> **WHAT IS BEING ASKED**
Search the records below for the word "optional". Pull out each line that has it.
-- Begin --
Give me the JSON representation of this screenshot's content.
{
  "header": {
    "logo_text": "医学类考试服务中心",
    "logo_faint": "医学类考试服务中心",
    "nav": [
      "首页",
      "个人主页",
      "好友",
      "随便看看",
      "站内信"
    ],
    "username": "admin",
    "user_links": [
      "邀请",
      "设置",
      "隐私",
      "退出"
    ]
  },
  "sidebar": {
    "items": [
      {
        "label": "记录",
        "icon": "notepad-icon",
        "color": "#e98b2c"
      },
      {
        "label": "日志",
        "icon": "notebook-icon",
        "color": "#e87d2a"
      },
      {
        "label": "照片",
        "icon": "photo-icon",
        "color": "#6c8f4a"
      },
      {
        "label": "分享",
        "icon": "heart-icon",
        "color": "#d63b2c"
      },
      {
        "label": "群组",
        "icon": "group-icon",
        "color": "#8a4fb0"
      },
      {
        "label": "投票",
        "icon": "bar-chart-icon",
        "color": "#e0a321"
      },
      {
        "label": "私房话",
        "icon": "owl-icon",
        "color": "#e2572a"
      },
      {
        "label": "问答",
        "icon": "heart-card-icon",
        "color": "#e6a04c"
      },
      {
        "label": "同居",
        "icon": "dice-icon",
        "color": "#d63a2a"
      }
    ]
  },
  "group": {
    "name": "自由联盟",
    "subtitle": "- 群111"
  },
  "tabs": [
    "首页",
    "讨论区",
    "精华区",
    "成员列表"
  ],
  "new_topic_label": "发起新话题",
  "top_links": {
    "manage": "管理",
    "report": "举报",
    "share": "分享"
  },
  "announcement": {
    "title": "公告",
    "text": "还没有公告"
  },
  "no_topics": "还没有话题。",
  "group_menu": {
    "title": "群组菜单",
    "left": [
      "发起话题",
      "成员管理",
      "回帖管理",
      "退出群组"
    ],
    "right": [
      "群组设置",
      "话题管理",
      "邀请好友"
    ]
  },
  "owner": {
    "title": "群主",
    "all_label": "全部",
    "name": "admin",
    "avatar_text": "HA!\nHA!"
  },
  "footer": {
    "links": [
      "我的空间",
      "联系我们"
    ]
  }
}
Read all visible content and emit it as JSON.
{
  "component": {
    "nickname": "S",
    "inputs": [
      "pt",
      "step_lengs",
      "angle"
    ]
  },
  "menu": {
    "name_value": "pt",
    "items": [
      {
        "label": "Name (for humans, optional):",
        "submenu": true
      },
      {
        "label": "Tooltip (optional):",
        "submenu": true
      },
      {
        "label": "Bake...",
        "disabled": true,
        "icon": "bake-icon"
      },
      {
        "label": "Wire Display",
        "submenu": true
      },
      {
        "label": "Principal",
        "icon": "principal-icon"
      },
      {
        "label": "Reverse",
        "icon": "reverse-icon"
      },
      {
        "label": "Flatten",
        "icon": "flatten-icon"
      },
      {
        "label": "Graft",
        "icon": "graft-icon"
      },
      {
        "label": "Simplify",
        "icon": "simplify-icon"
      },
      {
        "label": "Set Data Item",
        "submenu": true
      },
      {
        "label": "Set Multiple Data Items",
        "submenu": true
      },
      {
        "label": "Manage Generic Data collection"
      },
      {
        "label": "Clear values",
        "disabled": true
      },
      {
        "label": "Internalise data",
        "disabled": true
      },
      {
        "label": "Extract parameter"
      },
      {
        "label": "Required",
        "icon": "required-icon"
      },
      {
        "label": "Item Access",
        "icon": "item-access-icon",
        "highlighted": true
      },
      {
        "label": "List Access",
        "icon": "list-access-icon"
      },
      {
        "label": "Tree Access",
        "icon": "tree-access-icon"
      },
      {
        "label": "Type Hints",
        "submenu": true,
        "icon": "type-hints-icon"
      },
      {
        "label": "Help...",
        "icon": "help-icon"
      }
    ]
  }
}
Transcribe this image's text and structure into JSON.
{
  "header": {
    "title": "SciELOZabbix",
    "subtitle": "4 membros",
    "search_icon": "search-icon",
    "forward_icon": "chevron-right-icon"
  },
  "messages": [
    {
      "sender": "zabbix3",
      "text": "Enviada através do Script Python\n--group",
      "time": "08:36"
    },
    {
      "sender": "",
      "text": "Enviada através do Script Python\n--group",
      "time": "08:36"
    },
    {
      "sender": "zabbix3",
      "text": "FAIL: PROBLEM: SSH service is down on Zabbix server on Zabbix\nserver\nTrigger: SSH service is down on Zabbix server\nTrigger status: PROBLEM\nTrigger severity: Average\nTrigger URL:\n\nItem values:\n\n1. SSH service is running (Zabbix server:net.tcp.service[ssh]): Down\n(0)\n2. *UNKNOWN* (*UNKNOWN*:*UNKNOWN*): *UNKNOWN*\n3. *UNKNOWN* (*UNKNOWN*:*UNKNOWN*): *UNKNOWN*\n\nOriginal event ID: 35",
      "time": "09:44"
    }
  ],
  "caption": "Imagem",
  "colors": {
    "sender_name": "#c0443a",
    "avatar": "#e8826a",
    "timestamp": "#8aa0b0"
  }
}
-- End --
-- Begin --
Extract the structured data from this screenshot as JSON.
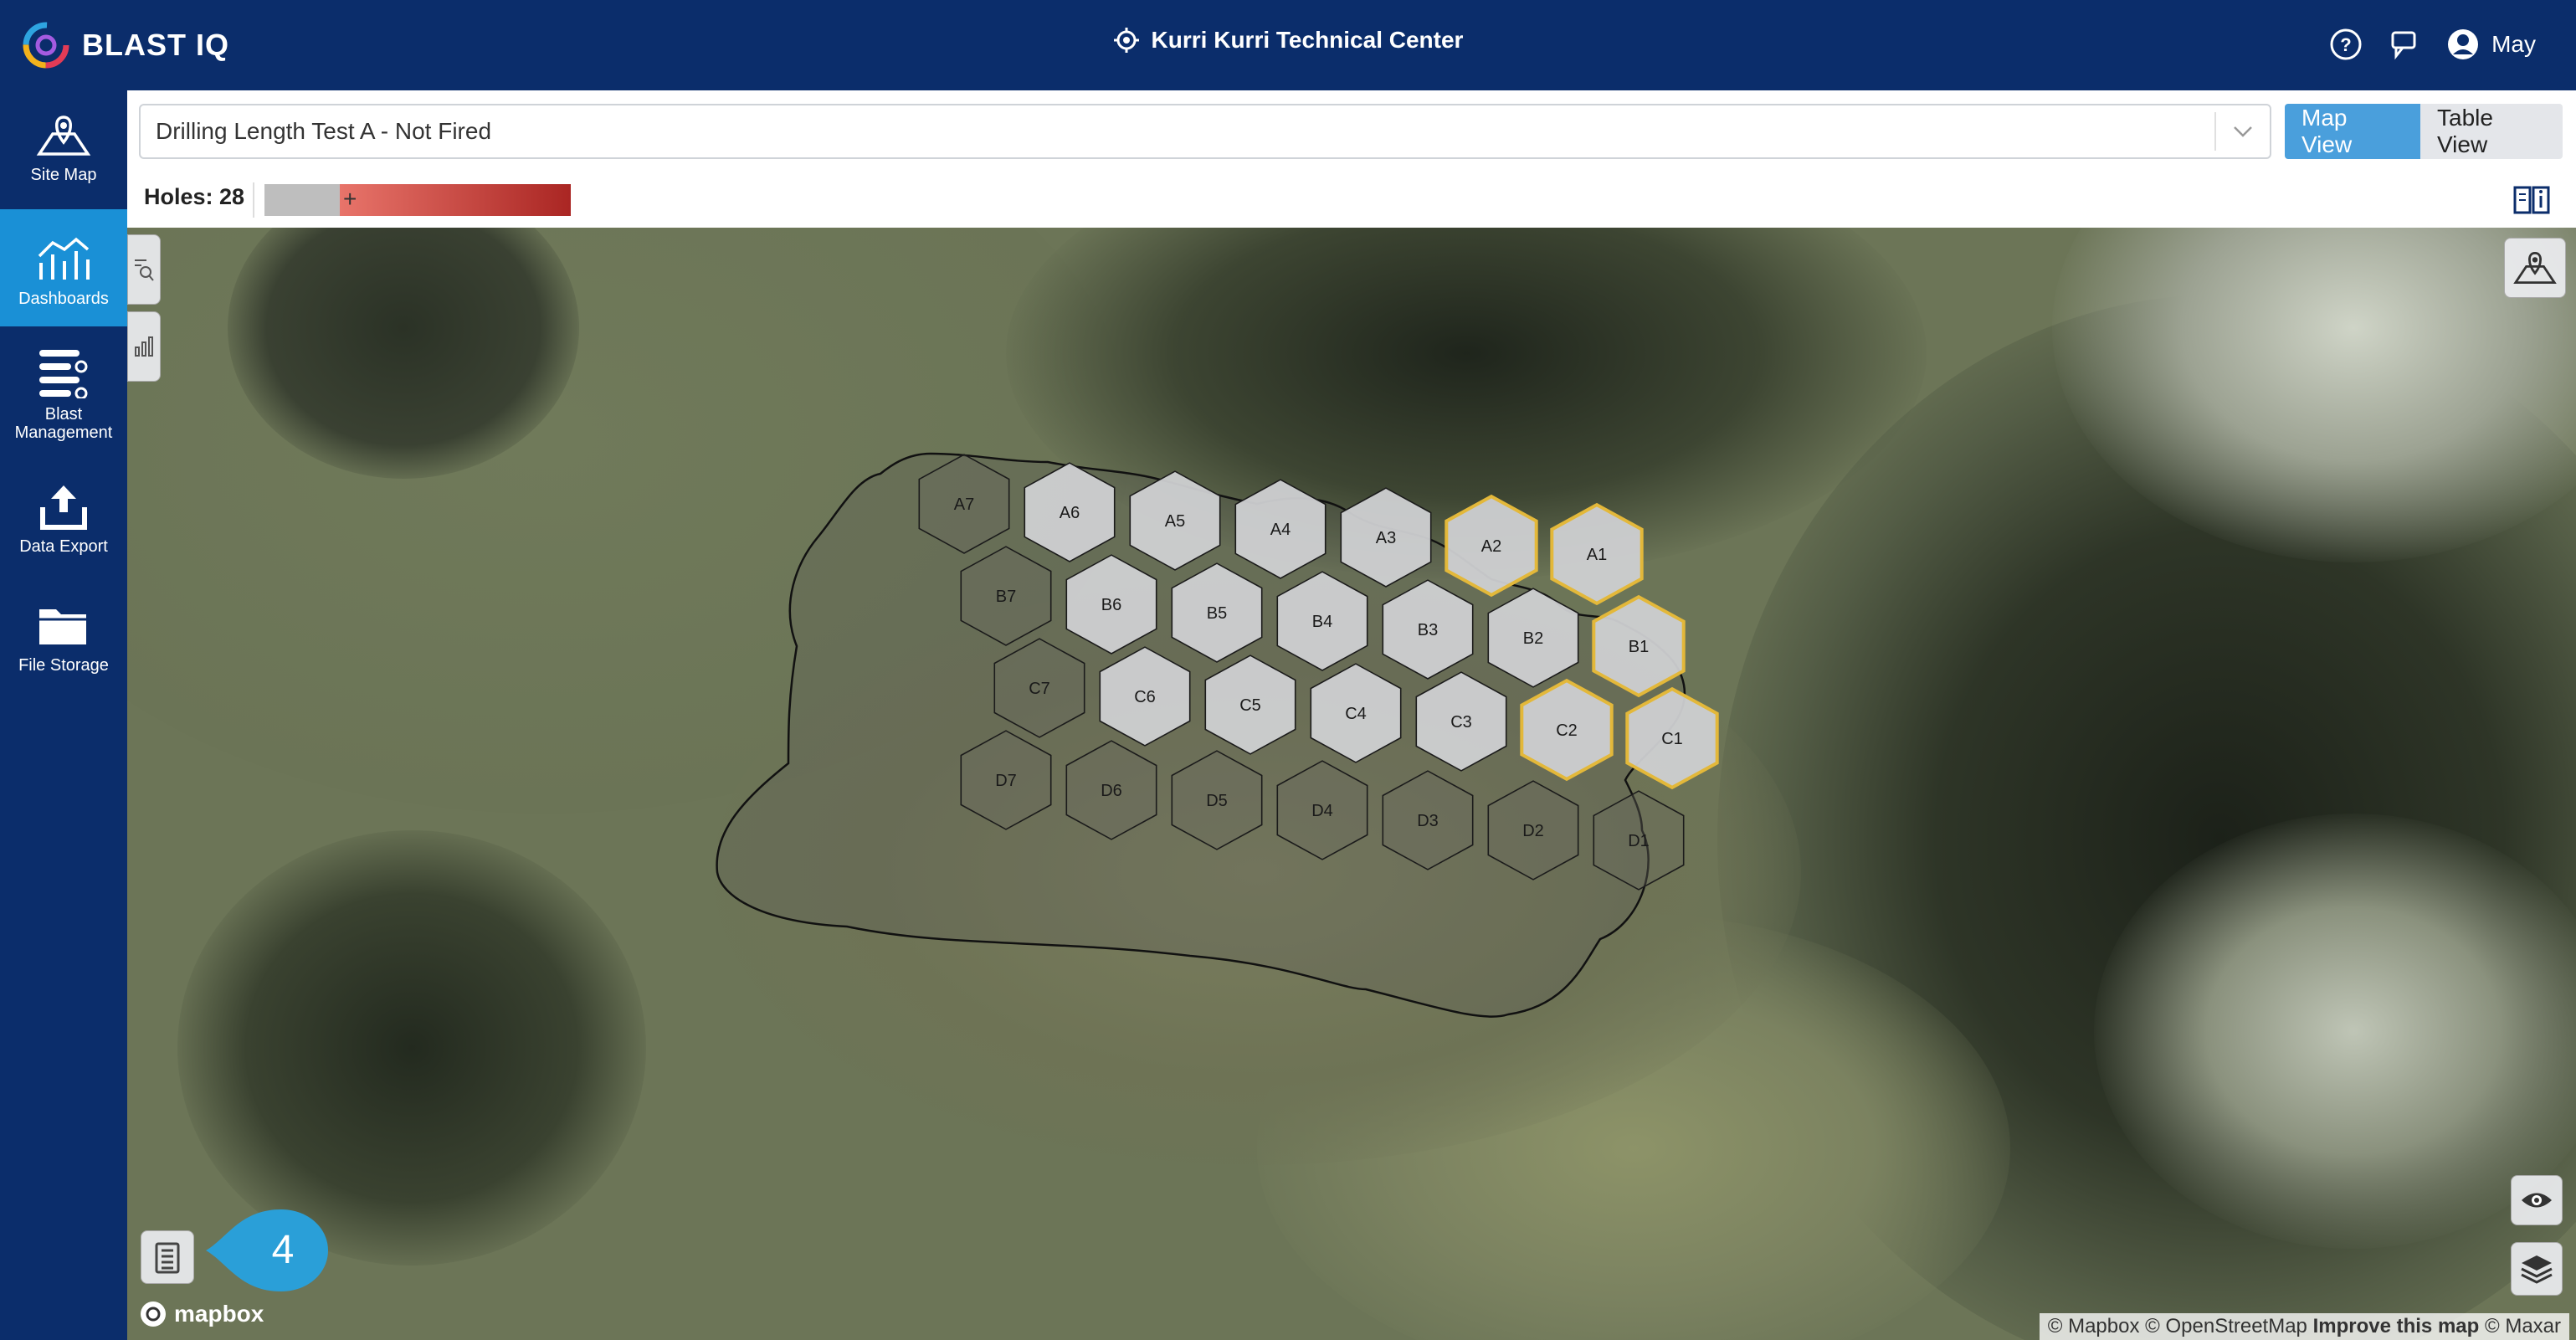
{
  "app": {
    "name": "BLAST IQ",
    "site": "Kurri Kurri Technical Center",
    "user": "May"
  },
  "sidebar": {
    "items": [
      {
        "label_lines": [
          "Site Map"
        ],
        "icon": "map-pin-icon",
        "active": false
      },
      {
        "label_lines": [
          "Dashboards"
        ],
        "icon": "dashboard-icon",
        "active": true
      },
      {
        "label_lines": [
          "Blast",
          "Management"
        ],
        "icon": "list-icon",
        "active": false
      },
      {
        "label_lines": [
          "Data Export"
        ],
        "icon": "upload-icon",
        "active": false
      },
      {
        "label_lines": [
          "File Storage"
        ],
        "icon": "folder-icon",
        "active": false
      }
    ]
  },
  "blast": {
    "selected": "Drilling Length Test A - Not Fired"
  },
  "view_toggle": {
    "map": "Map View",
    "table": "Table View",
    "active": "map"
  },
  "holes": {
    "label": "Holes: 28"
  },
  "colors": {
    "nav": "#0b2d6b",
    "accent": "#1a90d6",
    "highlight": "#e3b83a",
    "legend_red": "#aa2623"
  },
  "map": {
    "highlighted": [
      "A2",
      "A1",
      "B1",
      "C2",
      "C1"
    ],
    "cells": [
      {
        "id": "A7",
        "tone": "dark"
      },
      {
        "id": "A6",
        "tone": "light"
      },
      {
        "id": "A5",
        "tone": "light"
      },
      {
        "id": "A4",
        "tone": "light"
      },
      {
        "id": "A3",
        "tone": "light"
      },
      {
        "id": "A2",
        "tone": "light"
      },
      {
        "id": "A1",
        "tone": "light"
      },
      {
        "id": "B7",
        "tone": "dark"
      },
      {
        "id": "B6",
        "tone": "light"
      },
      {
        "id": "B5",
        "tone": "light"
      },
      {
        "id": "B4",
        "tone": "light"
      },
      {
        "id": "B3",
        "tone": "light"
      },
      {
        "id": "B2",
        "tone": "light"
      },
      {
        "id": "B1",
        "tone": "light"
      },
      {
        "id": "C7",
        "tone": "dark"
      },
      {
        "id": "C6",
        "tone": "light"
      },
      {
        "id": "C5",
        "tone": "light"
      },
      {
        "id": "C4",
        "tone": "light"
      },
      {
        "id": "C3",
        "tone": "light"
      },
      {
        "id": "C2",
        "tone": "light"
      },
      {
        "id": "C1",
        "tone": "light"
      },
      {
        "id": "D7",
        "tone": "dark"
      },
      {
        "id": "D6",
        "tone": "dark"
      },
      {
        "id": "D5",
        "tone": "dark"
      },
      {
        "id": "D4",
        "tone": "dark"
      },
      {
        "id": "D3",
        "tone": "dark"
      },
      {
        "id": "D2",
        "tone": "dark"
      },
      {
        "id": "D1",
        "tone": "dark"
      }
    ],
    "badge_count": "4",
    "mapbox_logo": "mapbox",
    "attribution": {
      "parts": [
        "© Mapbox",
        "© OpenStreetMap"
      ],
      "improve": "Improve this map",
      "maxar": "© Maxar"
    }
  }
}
-- End --
> **WRITTEN ANSWER**
        "label": "Name (for humans, optional):",
        "label": "Tooltip (optional):",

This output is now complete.